* ENTRIES PROVIDED *
'''

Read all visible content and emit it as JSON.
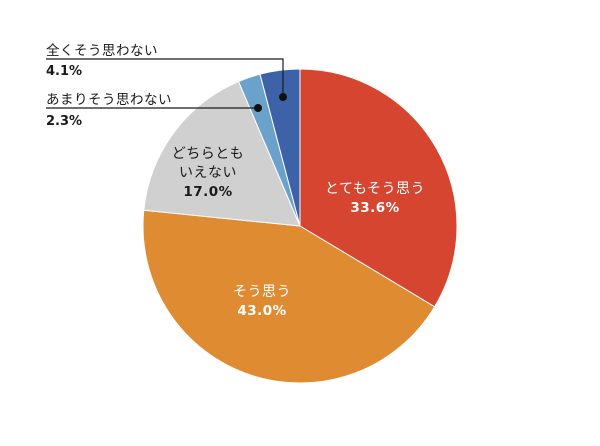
{
  "chart_data": {
    "type": "pie",
    "title": "",
    "start_angle_deg": 0,
    "direction": "clockwise",
    "center": [
      300,
      226
    ],
    "radius": 157,
    "slices": [
      {
        "label": "とてもそう思う",
        "value": 33.6,
        "value_label": "33.6%",
        "color": "#D5452F",
        "label_position": "inside",
        "text_color": "#ffffff"
      },
      {
        "label": "そう思う",
        "value": 43.0,
        "value_label": "43.0%",
        "color": "#DF8B31",
        "label_position": "inside",
        "text_color": "#ffffff"
      },
      {
        "label": "どちらともいえない",
        "value": 17.0,
        "value_label": "17.0%",
        "color": "#D0D0D0",
        "label_position": "inside",
        "text_color": "#1a1a1a"
      },
      {
        "label": "あまりそう思わない",
        "value": 2.3,
        "value_label": "2.3%",
        "color": "#6AA2CB",
        "label_position": "outside",
        "text_color": "#1a1a1a"
      },
      {
        "label": "全くそう思わない",
        "value": 4.1,
        "value_label": "4.1%",
        "color": "#3E62A7",
        "label_position": "outside",
        "text_color": "#1a1a1a"
      }
    ],
    "legend": "none"
  },
  "labels": {
    "very_agree": {
      "line1": "とてもそう思う",
      "pct": "33.6%"
    },
    "agree": {
      "line1": "そう思う",
      "pct": "43.0%"
    },
    "neutral": {
      "line1": "どちらとも",
      "line2": "いえない",
      "pct": "17.0%"
    },
    "disagree": {
      "line1": "あまりそう思わない",
      "pct": "2.3%"
    },
    "strongly_disagree": {
      "line1": "全くそう思わない",
      "pct": "4.1%"
    }
  }
}
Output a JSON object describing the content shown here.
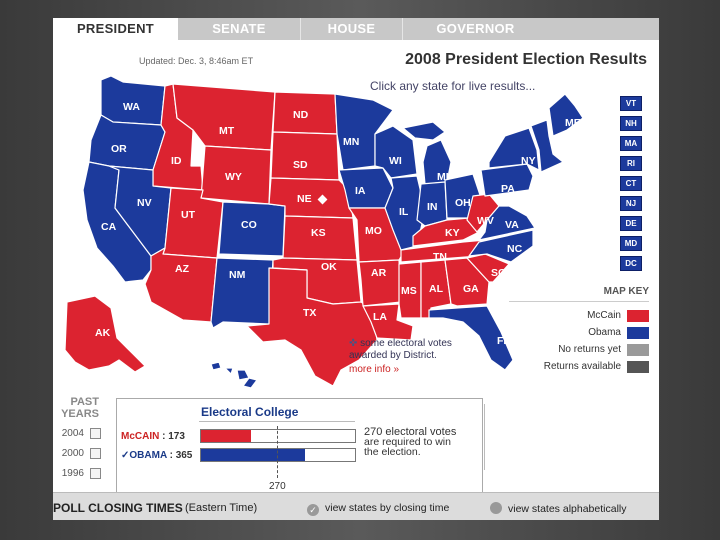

'''

* DESCRIPTION OF THE TASK *
Repeat the listing above exactly, with no pictures.

* SOLVED EXERCISE *
Read all visible content and emit it as JSON.
{
  "chart_data": {
    "type": "pie",
    "title": "",
    "start_angle_deg": 0,
    "direction": "clockwise",
    "center": [
      300,
      226
    ],
    "radius": 157,
    "slices": [
      {
        "label": "とてもそう思う",
        "value": 33.6,
        "value_label": "33.6%",
        "color": "#D5452F",
        "label_position": "inside",
        "text_color": "#ffffff"
      },
      {
        "label": "そう思う",
        "value": 43.0,
        "value_label": "43.0%",
        "color": "#DF8B31",
        "label_position": "inside",
        "text_color": "#ffffff"
      },
      {
        "label": "どちらともいえない",
        "value": 17.0,
        "value_label": "17.0%",
        "color": "#D0D0D0",
        "label_position": "inside",
        "text_color": "#1a1a1a"
      },
      {
        "label": "あまりそう思わない",
        "value": 2.3,
        "value_label": "2.3%",
        "color": "#6AA2CB",
        "label_position": "outside",
        "text_color": "#1a1a1a"
      },
      {
        "label": "全くそう思わない",
        "value": 4.1,
        "value_label": "4.1%",
        "color": "#3E62A7",
        "label_position": "outside",
        "text_color": "#1a1a1a"
      }
    ],
    "legend": "none"
  },
  "labels": {
    "very_agree": {
      "line1": "とてもそう思う",
      "pct": "33.6%"
    },
    "agree": {
      "line1": "そう思う",
      "pct": "43.0%"
    },
    "neutral": {
      "line1": "どちらとも",
      "line2": "いえない",
      "pct": "17.0%"
    },
    "disagree": {
      "line1": "あまりそう思わない",
      "pct": "2.3%"
    },
    "strongly_disagree": {
      "line1": "全くそう思わない",
      "pct": "4.1%"
    }
  }
}
Output a JSON object describing the content shown here.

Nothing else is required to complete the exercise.